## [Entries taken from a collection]
BEGIN
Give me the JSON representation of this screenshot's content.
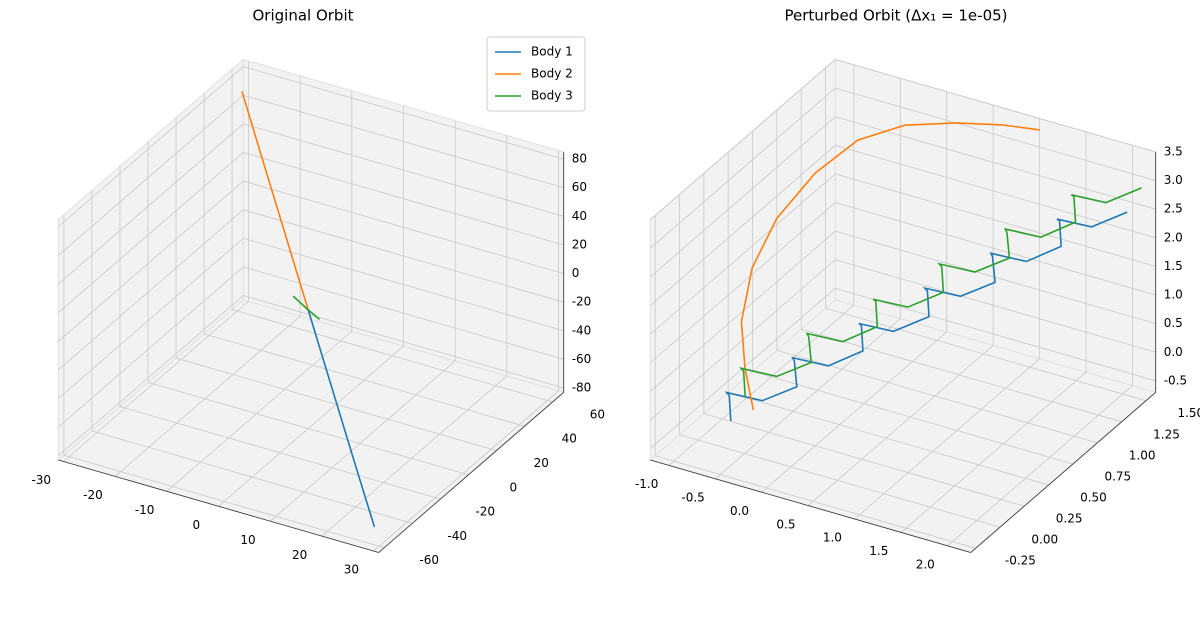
{
  "chart_data": [
    {
      "type": "line3d",
      "title": "Original Orbit",
      "legend": "upper right",
      "xlim": [
        -31,
        31
      ],
      "ylim": [
        -64,
        68
      ],
      "zlim": [
        -83,
        85
      ],
      "xticks": [
        -30,
        -20,
        -10,
        0,
        10,
        20,
        30
      ],
      "yticks": [
        -60,
        -40,
        -20,
        0,
        20,
        40,
        60
      ],
      "zticks": [
        -80,
        -60,
        -40,
        -20,
        0,
        20,
        40,
        60,
        80
      ],
      "series": [
        {
          "name": "Body 1",
          "color": "#1f77b4",
          "x": [
            0,
            10,
            20,
            28
          ],
          "y": [
            0,
            -20,
            -40,
            -56
          ],
          "z": [
            0,
            -27,
            -54,
            -75
          ]
        },
        {
          "name": "Body 2",
          "color": "#ff7f0e",
          "x": [
            0,
            -10,
            -20,
            -28
          ],
          "y": [
            0,
            20,
            40,
            56
          ],
          "z": [
            0,
            27,
            54,
            76
          ]
        },
        {
          "name": "Body 3",
          "color": "#2ca02c",
          "x": [
            -4,
            0,
            3
          ],
          "y": [
            4,
            0,
            -3
          ],
          "z": [
            2,
            0,
            -1
          ]
        }
      ]
    },
    {
      "type": "line3d",
      "title": "Perturbed Orbit (Δx₁ = 1e-05)",
      "xlim": [
        -1.2,
        2.25
      ],
      "ylim": [
        -0.3,
        1.6
      ],
      "zlim": [
        -0.7,
        3.5
      ],
      "xticks": [
        {
          "value": -1,
          "label": "-1.0"
        },
        -0.5,
        {
          "value": 0,
          "label": "0.0"
        },
        0.5,
        {
          "value": 1,
          "label": "1.0"
        },
        1.5,
        {
          "value": 2,
          "label": "2.0"
        }
      ],
      "yticks": [
        -0.25,
        {
          "value": 0,
          "label": "0.00"
        },
        0.25,
        {
          "value": 0.5,
          "label": "0.50"
        },
        0.75,
        {
          "value": 1,
          "label": "1.00"
        },
        1.25,
        {
          "value": 1.5,
          "label": "1.50"
        }
      ],
      "zticks": [
        -0.5,
        {
          "value": 0,
          "label": "0.0"
        },
        0.5,
        {
          "value": 1,
          "label": "1.0"
        },
        1.5,
        {
          "value": 2,
          "label": "2.0"
        },
        2.5,
        {
          "value": 3,
          "label": "3.0"
        },
        3.5
      ],
      "series": [
        {
          "name": "Body 1",
          "color": "#1f77b4",
          "x": [
            -0.7,
            -0.78,
            -0.87,
            -0.55,
            -0.23,
            -0.32,
            -0.4,
            -0.08,
            0.23,
            0.15,
            0.07,
            0.38,
            0.7,
            0.62,
            0.53,
            0.85,
            1.17,
            1.08,
            1.0,
            1.32,
            1.63,
            1.55,
            1.47,
            1.78,
            2.1
          ],
          "y": [
            0.05,
            0.11,
            0.17,
            0.23,
            0.28,
            0.34,
            0.4,
            0.46,
            0.52,
            0.58,
            0.63,
            0.69,
            0.75,
            0.81,
            0.87,
            0.93,
            0.98,
            1.04,
            1.1,
            1.16,
            1.22,
            1.28,
            1.33,
            1.39,
            1.45
          ],
          "z": [
            -0.3,
            0.02,
            -0.06,
            -0.14,
            0.18,
            0.5,
            0.43,
            0.35,
            0.67,
            0.99,
            0.91,
            0.83,
            1.15,
            1.47,
            1.39,
            1.31,
            1.63,
            1.95,
            1.88,
            1.8,
            2.12,
            2.44,
            2.36,
            2.28,
            2.6
          ]
        },
        {
          "name": "Body 2",
          "color": "#ff7f0e",
          "x": [
            -0.3,
            -0.6,
            -0.9,
            -1.1,
            -1.15,
            -1.05,
            -0.8,
            -0.4,
            0.1,
            0.6,
            1.0
          ],
          "y": [
            -0.1,
            0.1,
            0.35,
            0.65,
            0.95,
            1.25,
            1.45,
            1.55,
            1.6,
            1.6,
            1.6
          ],
          "z": [
            0.3,
            0.6,
            0.9,
            1.3,
            1.7,
            2.1,
            2.5,
            2.8,
            3.0,
            3.2,
            3.3
          ]
        },
        {
          "name": "Body 3",
          "color": "#2ca02c",
          "x": [
            -0.65,
            -0.73,
            -0.82,
            -0.5,
            -0.18,
            -0.27,
            -0.35,
            -0.03,
            0.28,
            0.2,
            0.12,
            0.43,
            0.75,
            0.67,
            0.58,
            0.9,
            1.22,
            1.13,
            1.05,
            1.37,
            1.68,
            1.6,
            1.52,
            1.83,
            2.15
          ],
          "y": [
            0.15,
            0.21,
            0.27,
            0.33,
            0.38,
            0.44,
            0.5,
            0.56,
            0.62,
            0.68,
            0.73,
            0.79,
            0.85,
            0.91,
            0.97,
            1.03,
            1.08,
            1.14,
            1.2,
            1.26,
            1.32,
            1.38,
            1.43,
            1.49,
            1.55
          ],
          "z": [
            0,
            0.32,
            0.24,
            0.16,
            0.48,
            0.8,
            0.73,
            0.65,
            0.97,
            1.29,
            1.21,
            1.13,
            1.45,
            1.77,
            1.69,
            1.61,
            1.93,
            2.25,
            2.18,
            2.1,
            2.42,
            2.74,
            2.66,
            2.58,
            2.9
          ]
        }
      ]
    }
  ]
}
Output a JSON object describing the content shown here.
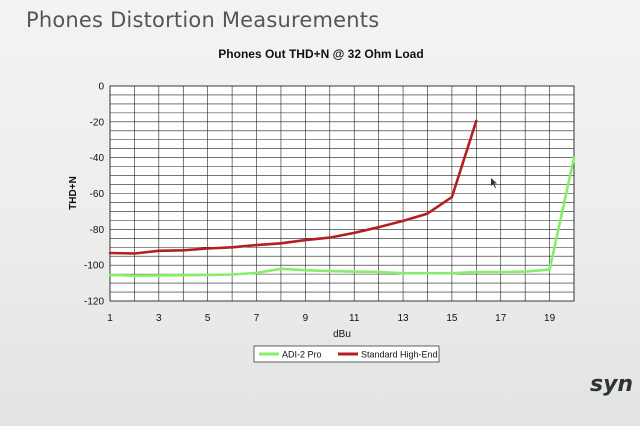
{
  "slide": {
    "title": "Phones Distortion Measurements",
    "brand": "syn"
  },
  "colors": {
    "adi": "#86ee6a",
    "standard": "#b41f24",
    "grid": "#222222",
    "plot_bg": "#ffffff"
  },
  "chart_data": {
    "type": "line",
    "title": "Phones Out THD+N @ 32 Ohm Load",
    "xlabel": "dBu",
    "ylabel": "THD+N",
    "xlim": [
      1,
      20
    ],
    "ylim": [
      -120,
      0
    ],
    "x_ticks": [
      "1",
      "3",
      "5",
      "7",
      "9",
      "11",
      "13",
      "15",
      "17",
      "19"
    ],
    "y_ticks": [
      "0",
      "-20",
      "-40",
      "-60",
      "-80",
      "-100",
      "-120"
    ],
    "grid": true,
    "legend_position": "bottom",
    "series": [
      {
        "name": "ADI-2 Pro",
        "color": "#86ee6a",
        "points": [
          [
            1,
            -105.5
          ],
          [
            2,
            -105.8
          ],
          [
            3,
            -105.7
          ],
          [
            4,
            -105.6
          ],
          [
            5,
            -105.5
          ],
          [
            6,
            -105.2
          ],
          [
            7,
            -104.3
          ],
          [
            8,
            -102
          ],
          [
            9,
            -102.8
          ],
          [
            10,
            -103.3
          ],
          [
            11,
            -103.6
          ],
          [
            12,
            -103.8
          ],
          [
            13,
            -104.5
          ],
          [
            14,
            -104.5
          ],
          [
            15,
            -104.5
          ],
          [
            16,
            -103.8
          ],
          [
            17,
            -103.8
          ],
          [
            18,
            -103.6
          ],
          [
            19,
            -102.5
          ],
          [
            20,
            -40
          ]
        ]
      },
      {
        "name": "Standard High-End",
        "color": "#b41f24",
        "points": [
          [
            1,
            -93.2
          ],
          [
            2,
            -93.5
          ],
          [
            3,
            -92
          ],
          [
            4,
            -91.7
          ],
          [
            5,
            -90.7
          ],
          [
            6,
            -90
          ],
          [
            7,
            -88.8
          ],
          [
            8,
            -87.8
          ],
          [
            9,
            -86
          ],
          [
            10,
            -84.6
          ],
          [
            11,
            -82
          ],
          [
            12,
            -78.8
          ],
          [
            13,
            -75.3
          ],
          [
            14,
            -71.2
          ],
          [
            15,
            -62
          ],
          [
            16,
            -19.5
          ]
        ]
      }
    ]
  }
}
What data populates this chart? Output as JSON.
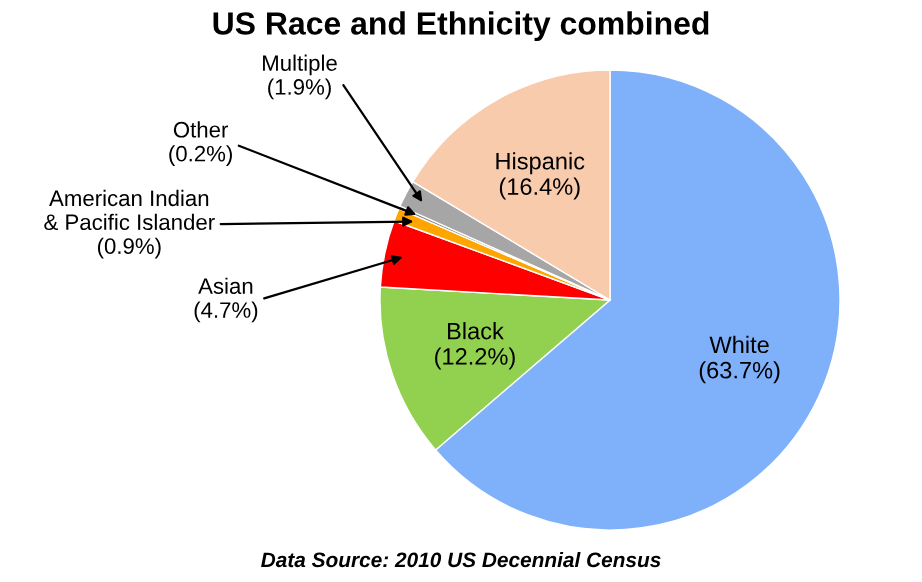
{
  "chart_data": {
    "type": "pie",
    "title": "US Race and Ethnicity combined",
    "categories": [
      "White",
      "Black",
      "Asian",
      "American Indian\n& Pacific Islander",
      "Other",
      "Multiple",
      "Hispanic"
    ],
    "values": [
      63.7,
      12.2,
      4.7,
      0.9,
      0.2,
      1.9,
      16.4
    ],
    "value_labels": [
      "(63.7%)",
      "(12.2%)",
      "(4.7%)",
      "(0.9%)",
      "(0.2%)",
      "(1.9%)",
      "(16.4%)"
    ],
    "colors": [
      "#7fb1fb",
      "#92d050",
      "#ff0000",
      "#ffa500",
      "#7f7f7f",
      "#a6a6a6",
      "#f8cbad"
    ],
    "annotations": [
      "Data Source: 2010 US Decennial Census"
    ]
  }
}
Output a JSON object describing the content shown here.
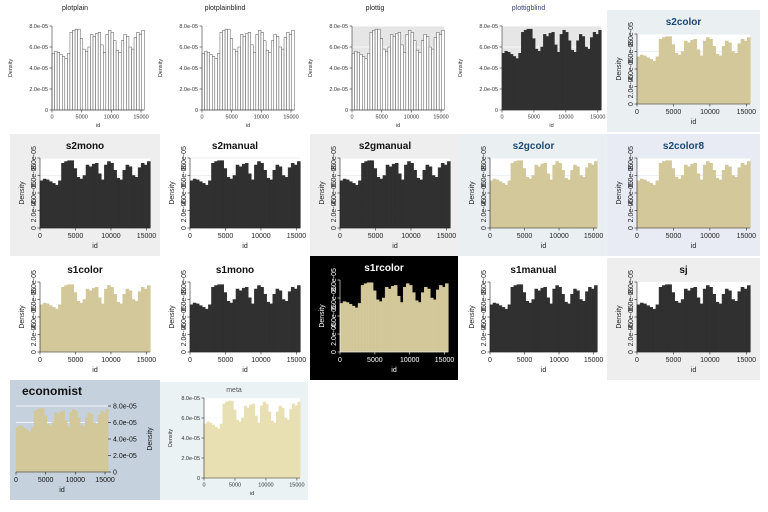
{
  "figure": {
    "panel_titles": [
      "plotplain",
      "plotplainblind",
      "plottig",
      "plottigblind",
      "s2color",
      "s2mono",
      "s2manual",
      "s2gmanual",
      "s2gcolor",
      "s2color8",
      "s1color",
      "s1mono",
      "s1rcolor",
      "s1manual",
      "sj",
      "economist",
      "meta"
    ]
  },
  "chart_data": {
    "type": "bar",
    "description_role": "Density histogram of id repeated once per Stata graph scheme",
    "xlabel": "id",
    "ylabel": "Density",
    "xlim": [
      0,
      15500
    ],
    "ylim": [
      0,
      8e-05
    ],
    "xticks": [
      0,
      5000,
      10000,
      15000
    ],
    "xtick_labels": [
      "0",
      "5000",
      "10000",
      "15000"
    ],
    "yticks": [
      0,
      2e-05,
      4e-05,
      6e-05,
      8e-05
    ],
    "ytick_labels": [
      "0",
      "2.0e-05",
      "4.0e-05",
      "6.0e-05",
      "8.0e-05"
    ],
    "bin_width": 432,
    "bin_start": 0,
    "values": [
      5.4e-05,
      5.6e-05,
      5.5e-05,
      5.3e-05,
      5.1e-05,
      4.9e-05,
      5.4e-05,
      7.4e-05,
      7.6e-05,
      7.7e-05,
      7.7e-05,
      6.8e-05,
      5.8e-05,
      5.6e-05,
      6e-05,
      7.2e-05,
      7e-05,
      7.3e-05,
      7.4e-05,
      6.2e-05,
      5.5e-05,
      7.2e-05,
      7.6e-05,
      7.4e-05,
      6.6e-05,
      5.7e-05,
      5.5e-05,
      6.6e-05,
      7.2e-05,
      7e-05,
      6e-05,
      5.8e-05,
      6.9e-05,
      7.4e-05,
      7.2e-05,
      7.6e-05
    ],
    "grid": "horizontal, scheme-dependent",
    "legend": "none"
  },
  "style": {
    "gold": "#d3c89a",
    "dark": "#303030",
    "s2_background": "#eaf0f2",
    "s2color8_background": "#e8eaf4",
    "economist_background": "#c5d2de",
    "s1rcolor_background": "#000000",
    "meta_background": "#eaf2f4"
  }
}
END
## [TO DO]
Copy every line from the entries that contains the word "grid".

## [THE SOLUTION]
    "grid": "#222222",
    "grid": true,
    "grid": "horizontal, scheme-dependent",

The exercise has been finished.